Text block:
######
It was not long before other publishing houses did indeed respond to Penguin's initiative by selling paperback classics at affordable prices. By the Nineties, publishing had become a highly competitive industry, and Penguin appeared to be an institution unprepared for the modern age.

But to mark its 60th anniversary this year, Penguin has managed to make the other publishing houses sit up and take notice by catapulting its books on to the best-seller lists. It called its Penguin 60s series - 60 books on sale at 60p - "the most amazing publishing initiative of the year" and even its rivals have been quick to agree. Jamie-Hodder Williams, head of marketing at Hodder & Stoughton, had barbed praise for the Penguin initiative. "It's a creative way of getting people into bookshops

Authors ranging from Edith Wharton to Camille Paglia have helpedto sell books and highlight the diversity of the Penguin catalogue. John Carey, professor of English literature at Oxford University, was full of praise. "It was very imaginative. I was in Copenhagen last week and even there the bookshops had displays of Penguin 60s series. I hope it whets the appetite of people who need their appetite whetted."

Penguin has raised its profile with this idea. Other publishers, however, are critical of Penguin's domination of the paperback best-seller lists. Ian Chapman, of Macmillan, which also owns Pan, Picador and Sidgwick & Jackson, said: "We publish Jackie Collins's Hollywood Kids. For the third week, it only scraped into the top 15 and as I know its true place is in the top five, it's annoying. These best-seller lists are incredibly important for morale, incredibly important for an author and they can have a big influence on unit sales. Given the state of trade at the moment, we need all the help we can get. I'm disappointed."

The lists have also thrown criticism on to Bookwatch, the publication that compiles them. Adam Westcott, the head of marketing at Reed publishing - which owns Methuen, Secker & Warburg and Heinemann - worked at Bookwatch from 1989 to 1991. He said: "I know from my experience that their best- seller lists are selective. They don't count books sold at supermarkets, railway stations and airports. They don't include back lists. We sell over 100,000 copies of To Kill a Mockingbird every year and that doesn't make the list. These lists are not objective and scientific. They therefore shouldn't have included all the Penguin 60s series."

Eddie Bell, the chairman of Harper-Collins, added: "The Bookwatch chart is a bit of a lottery but including these books doesn't prove much. If James Herbert sells 300,000 books at pounds 5.99, you've got to sell a lot of 60p books to catch up. Putting all these books on the lists doesn't help new authors."

Bookwatch's Steve Butler was unrepentant about the decision to include the "cheapie" range of paperbacks. "What are books for if they're not for selling? People like Sigmund Freud and Conan Doyle have never been near a best-seller list before. People moan about these books having old authors but nobody complained when Middlemarch was top of the best-seller list last year and it was 140 years old." Marcus Aurelius's top 10 status is particularly surprising. The Roman Emperor wrote his stoic reflections 1,800 years ago.

Even Penguin's publishing director, Tony Lacey, has mixed feelings about his company's current hegemony. "We've sold about six and a half million in the UK alone. It's great we've taken over the list. But in my view they should be stopped after a limited time. It has been a literary phenomenon and in two weeks' time, they should take it off the charts."
######
Supplied data:
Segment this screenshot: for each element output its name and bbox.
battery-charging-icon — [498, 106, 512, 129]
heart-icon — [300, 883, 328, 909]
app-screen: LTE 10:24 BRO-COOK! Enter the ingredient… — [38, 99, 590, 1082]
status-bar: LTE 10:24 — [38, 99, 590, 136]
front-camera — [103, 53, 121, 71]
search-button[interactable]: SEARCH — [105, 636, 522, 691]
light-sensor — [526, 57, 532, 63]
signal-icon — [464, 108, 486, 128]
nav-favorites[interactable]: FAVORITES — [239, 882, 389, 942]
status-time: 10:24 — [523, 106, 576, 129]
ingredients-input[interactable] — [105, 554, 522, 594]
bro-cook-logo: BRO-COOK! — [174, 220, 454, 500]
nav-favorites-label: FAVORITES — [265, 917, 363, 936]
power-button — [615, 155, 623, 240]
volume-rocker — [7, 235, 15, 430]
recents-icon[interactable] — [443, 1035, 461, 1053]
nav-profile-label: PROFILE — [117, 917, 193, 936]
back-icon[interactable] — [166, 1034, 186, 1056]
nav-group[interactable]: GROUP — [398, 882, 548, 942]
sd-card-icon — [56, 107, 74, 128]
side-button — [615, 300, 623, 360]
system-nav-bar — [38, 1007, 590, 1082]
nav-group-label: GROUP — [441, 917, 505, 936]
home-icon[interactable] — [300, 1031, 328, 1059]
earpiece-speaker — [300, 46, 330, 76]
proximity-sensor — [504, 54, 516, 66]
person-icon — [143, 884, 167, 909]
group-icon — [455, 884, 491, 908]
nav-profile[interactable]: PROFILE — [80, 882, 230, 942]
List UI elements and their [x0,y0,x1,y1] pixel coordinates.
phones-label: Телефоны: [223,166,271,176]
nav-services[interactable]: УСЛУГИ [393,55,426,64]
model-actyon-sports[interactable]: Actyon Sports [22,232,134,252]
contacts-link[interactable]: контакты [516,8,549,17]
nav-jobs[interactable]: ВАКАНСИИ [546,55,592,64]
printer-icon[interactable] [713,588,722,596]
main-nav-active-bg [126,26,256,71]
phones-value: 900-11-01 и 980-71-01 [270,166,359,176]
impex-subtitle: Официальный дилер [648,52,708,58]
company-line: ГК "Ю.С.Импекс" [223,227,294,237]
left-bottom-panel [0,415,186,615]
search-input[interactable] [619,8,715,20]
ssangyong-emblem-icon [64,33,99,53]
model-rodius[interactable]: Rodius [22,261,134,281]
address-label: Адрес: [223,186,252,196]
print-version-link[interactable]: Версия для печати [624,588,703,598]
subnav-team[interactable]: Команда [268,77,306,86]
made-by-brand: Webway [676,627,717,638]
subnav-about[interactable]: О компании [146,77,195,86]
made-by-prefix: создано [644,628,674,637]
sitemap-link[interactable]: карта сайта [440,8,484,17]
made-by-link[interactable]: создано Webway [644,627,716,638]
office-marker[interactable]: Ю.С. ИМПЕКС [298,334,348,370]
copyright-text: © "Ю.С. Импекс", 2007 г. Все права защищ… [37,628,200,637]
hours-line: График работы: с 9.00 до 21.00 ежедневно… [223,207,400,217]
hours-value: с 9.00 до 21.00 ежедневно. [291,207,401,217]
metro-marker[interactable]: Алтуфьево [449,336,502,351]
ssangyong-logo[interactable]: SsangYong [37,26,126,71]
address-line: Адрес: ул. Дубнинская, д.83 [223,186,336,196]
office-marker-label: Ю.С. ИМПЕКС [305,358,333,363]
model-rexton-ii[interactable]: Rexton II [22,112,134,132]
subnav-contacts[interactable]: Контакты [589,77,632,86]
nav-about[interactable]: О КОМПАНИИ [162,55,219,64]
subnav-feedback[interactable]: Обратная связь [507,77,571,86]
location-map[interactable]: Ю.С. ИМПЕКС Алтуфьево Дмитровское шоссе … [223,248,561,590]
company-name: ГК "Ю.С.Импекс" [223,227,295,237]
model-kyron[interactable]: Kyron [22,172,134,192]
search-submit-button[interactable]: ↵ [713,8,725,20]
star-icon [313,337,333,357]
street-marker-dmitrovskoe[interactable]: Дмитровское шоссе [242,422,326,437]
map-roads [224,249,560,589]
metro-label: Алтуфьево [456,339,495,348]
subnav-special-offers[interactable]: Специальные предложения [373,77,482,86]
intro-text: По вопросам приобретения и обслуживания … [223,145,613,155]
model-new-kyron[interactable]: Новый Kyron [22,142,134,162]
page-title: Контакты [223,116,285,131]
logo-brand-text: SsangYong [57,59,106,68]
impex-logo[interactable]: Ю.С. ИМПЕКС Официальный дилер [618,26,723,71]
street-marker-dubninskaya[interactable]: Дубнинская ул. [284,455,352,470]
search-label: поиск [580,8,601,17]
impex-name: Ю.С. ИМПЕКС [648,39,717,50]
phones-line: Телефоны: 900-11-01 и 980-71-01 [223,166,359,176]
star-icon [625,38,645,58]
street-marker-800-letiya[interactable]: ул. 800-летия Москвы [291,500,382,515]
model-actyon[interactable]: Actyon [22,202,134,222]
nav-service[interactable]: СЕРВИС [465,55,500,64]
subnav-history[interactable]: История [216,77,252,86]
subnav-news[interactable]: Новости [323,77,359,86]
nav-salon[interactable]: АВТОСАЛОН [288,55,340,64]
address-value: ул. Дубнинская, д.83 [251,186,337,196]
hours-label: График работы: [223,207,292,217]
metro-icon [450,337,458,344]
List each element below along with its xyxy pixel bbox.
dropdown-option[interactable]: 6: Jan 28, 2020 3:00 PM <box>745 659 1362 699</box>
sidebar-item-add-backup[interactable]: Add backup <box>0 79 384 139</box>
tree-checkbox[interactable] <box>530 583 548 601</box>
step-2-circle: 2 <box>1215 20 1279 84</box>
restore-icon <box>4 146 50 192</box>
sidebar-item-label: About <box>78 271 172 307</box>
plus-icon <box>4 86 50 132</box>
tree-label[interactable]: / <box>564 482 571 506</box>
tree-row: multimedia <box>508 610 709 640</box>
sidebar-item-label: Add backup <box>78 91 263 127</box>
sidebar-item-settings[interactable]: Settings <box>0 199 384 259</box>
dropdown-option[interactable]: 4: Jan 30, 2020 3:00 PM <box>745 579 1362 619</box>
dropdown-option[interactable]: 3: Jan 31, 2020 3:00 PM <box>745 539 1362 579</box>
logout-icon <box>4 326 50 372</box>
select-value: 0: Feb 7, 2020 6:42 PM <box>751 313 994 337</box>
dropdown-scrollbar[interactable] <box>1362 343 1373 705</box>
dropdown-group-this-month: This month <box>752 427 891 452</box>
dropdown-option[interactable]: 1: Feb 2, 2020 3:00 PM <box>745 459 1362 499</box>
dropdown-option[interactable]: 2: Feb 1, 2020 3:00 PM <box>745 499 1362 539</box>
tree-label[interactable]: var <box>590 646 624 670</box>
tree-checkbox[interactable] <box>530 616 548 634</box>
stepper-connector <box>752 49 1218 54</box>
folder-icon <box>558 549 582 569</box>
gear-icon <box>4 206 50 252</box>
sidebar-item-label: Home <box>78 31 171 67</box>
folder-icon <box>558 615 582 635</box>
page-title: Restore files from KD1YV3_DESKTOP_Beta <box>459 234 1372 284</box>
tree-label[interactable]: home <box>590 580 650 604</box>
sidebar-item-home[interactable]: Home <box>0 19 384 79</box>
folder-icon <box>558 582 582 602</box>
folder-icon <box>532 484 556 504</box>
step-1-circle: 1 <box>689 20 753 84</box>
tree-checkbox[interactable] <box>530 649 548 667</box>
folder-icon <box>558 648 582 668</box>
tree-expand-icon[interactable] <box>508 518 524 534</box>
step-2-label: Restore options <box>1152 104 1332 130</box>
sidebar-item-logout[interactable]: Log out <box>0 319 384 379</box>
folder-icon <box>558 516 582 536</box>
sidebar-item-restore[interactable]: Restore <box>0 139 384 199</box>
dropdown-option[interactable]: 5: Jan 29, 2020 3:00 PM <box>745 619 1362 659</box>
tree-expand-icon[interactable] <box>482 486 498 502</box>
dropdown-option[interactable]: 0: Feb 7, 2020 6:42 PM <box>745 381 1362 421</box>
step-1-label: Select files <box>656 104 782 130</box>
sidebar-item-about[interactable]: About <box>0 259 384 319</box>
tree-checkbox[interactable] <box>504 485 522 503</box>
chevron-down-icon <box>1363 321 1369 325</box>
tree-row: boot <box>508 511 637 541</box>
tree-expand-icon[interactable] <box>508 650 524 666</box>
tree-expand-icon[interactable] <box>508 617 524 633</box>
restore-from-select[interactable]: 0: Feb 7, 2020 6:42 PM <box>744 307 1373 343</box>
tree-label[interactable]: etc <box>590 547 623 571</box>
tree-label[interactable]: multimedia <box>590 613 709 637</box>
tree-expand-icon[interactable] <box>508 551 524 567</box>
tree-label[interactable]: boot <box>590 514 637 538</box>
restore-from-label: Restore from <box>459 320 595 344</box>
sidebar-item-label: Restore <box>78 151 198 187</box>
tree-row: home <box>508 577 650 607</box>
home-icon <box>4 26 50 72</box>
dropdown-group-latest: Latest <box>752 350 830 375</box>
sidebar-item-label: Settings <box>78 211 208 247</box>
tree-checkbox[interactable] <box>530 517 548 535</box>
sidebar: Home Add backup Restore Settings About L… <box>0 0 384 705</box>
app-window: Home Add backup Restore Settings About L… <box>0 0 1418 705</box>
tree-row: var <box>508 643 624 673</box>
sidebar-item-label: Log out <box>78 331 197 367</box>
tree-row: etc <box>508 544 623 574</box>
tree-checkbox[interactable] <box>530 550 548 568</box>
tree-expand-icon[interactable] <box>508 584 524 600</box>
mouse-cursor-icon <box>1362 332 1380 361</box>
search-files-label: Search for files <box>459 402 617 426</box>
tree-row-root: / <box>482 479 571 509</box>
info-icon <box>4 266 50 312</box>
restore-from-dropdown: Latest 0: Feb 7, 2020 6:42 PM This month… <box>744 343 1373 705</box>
######
Brief A:
Using the article on the Penguin 60s series, answer these questions:
(i) What was the sale price of each book in the series?
(ii) During which years did Adam Westcott work at Bookwatch?
(iii) According to Tony Lacey, roughly how many copies had been sold in the UK alone?
Brief B: Turn the records, from their start through the line with "nav-favorites[interactable]: FAVORITES —", into a numbered list, leaving out any blank lines.

Right answer A:
(i) 60p
(ii) From 1989 to 1991
(iii) About six and a half million

Right answer B:
1. Segment this screenshot: for each element output its name and bbox.
2. battery-charging-icon — [498, 106, 512, 129]
3. heart-icon — [300, 883, 328, 909]
4. app-screen: LTE 10:24 BRO-COOK! Enter the ingredient… — [38, 99, 590, 1082]
5. status-bar: LTE 10:24 — [38, 99, 590, 136]
6. front-camera — [103, 53, 121, 71]
7. search-button[interactable]: SEARCH — [105, 636, 522, 691]
8. light-sensor — [526, 57, 532, 63]
9. signal-icon — [464, 108, 486, 128]
10. nav-favorites[interactable]: FAVORITES — [239, 882, 389, 942]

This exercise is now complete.